■ **Material**:
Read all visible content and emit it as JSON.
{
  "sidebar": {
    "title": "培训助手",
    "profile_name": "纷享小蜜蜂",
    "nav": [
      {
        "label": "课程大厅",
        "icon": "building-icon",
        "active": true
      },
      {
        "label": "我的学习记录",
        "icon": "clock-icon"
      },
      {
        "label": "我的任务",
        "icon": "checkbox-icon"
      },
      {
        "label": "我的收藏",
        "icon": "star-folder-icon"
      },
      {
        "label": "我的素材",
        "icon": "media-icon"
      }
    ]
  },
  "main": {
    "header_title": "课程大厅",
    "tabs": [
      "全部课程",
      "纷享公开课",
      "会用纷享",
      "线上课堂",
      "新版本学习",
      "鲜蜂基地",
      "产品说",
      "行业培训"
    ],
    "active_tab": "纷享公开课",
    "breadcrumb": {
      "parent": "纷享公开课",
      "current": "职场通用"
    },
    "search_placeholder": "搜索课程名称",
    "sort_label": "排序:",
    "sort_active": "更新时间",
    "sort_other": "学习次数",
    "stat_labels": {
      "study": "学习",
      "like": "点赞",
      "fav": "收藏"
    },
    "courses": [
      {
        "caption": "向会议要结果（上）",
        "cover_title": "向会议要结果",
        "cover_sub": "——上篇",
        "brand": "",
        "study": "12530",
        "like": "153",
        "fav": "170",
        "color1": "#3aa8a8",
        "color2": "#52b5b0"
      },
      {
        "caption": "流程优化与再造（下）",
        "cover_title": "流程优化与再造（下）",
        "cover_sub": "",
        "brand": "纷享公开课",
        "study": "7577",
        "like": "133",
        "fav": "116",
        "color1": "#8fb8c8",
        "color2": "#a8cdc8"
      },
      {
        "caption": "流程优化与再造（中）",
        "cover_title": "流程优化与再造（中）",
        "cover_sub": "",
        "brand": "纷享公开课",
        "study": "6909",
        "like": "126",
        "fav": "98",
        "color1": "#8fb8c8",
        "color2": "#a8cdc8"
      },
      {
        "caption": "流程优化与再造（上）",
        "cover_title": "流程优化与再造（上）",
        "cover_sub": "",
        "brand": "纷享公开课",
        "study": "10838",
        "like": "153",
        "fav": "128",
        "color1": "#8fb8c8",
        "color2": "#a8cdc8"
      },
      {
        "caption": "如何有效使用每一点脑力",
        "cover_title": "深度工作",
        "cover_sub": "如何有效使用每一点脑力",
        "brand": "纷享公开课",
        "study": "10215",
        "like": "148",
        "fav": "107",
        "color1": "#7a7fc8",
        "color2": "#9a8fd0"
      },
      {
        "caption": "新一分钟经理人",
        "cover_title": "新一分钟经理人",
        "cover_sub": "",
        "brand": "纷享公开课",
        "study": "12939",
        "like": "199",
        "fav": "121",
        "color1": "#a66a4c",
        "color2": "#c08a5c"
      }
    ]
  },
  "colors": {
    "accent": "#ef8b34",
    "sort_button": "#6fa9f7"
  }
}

■ **Work required**: Make an exact copy of every line in the data.

■ **The result**:
Read all visible content and emit it as JSON.
{
  "sidebar": {
    "title": "培训助手",
    "profile_name": "纷享小蜜蜂",
    "nav": [
      {
        "label": "课程大厅",
        "icon": "building-icon",
        "active": true
      },
      {
        "label": "我的学习记录",
        "icon": "clock-icon"
      },
      {
        "label": "我的任务",
        "icon": "checkbox-icon"
      },
      {
        "label": "我的收藏",
        "icon": "star-folder-icon"
      },
      {
        "label": "我的素材",
        "icon": "media-icon"
      }
    ]
  },
  "main": {
    "header_title": "课程大厅",
    "tabs": [
      "全部课程",
      "纷享公开课",
      "会用纷享",
      "线上课堂",
      "新版本学习",
      "鲜蜂基地",
      "产品说",
      "行业培训"
    ],
    "active_tab": "纷享公开课",
    "breadcrumb": {
      "parent": "纷享公开课",
      "current": "职场通用"
    },
    "search_placeholder": "搜索课程名称",
    "sort_label": "排序:",
    "sort_active": "更新时间",
    "sort_other": "学习次数",
    "stat_labels": {
      "study": "学习",
      "like": "点赞",
      "fav": "收藏"
    },
    "courses": [
      {
        "caption": "向会议要结果（上）",
        "cover_title": "向会议要结果",
        "cover_sub": "——上篇",
        "brand": "",
        "study": "12530",
        "like": "153",
        "fav": "170",
        "color1": "#3aa8a8",
        "color2": "#52b5b0"
      },
      {
        "caption": "流程优化与再造（下）",
        "cover_title": "流程优化与再造（下）",
        "cover_sub": "",
        "brand": "纷享公开课",
        "study": "7577",
        "like": "133",
        "fav": "116",
        "color1": "#8fb8c8",
        "color2": "#a8cdc8"
      },
      {
        "caption": "流程优化与再造（中）",
        "cover_title": "流程优化与再造（中）",
        "cover_sub": "",
        "brand": "纷享公开课",
        "study": "6909",
        "like": "126",
        "fav": "98",
        "color1": "#8fb8c8",
        "color2": "#a8cdc8"
      },
      {
        "caption": "流程优化与再造（上）",
        "cover_title": "流程优化与再造（上）",
        "cover_sub": "",
        "brand": "纷享公开课",
        "study": "10838",
        "like": "153",
        "fav": "128",
        "color1": "#8fb8c8",
        "color2": "#a8cdc8"
      },
      {
        "caption": "如何有效使用每一点脑力",
        "cover_title": "深度工作",
        "cover_sub": "如何有效使用每一点脑力",
        "brand": "纷享公开课",
        "study": "10215",
        "like": "148",
        "fav": "107",
        "color1": "#7a7fc8",
        "color2": "#9a8fd0"
      },
      {
        "caption": "新一分钟经理人",
        "cover_title": "新一分钟经理人",
        "cover_sub": "",
        "brand": "纷享公开课",
        "study": "12939",
        "like": "199",
        "fav": "121",
        "color1": "#a66a4c",
        "color2": "#c08a5c"
      }
    ]
  },
  "colors": {
    "accent": "#ef8b34",
    "sort_button": "#6fa9f7"
  }
}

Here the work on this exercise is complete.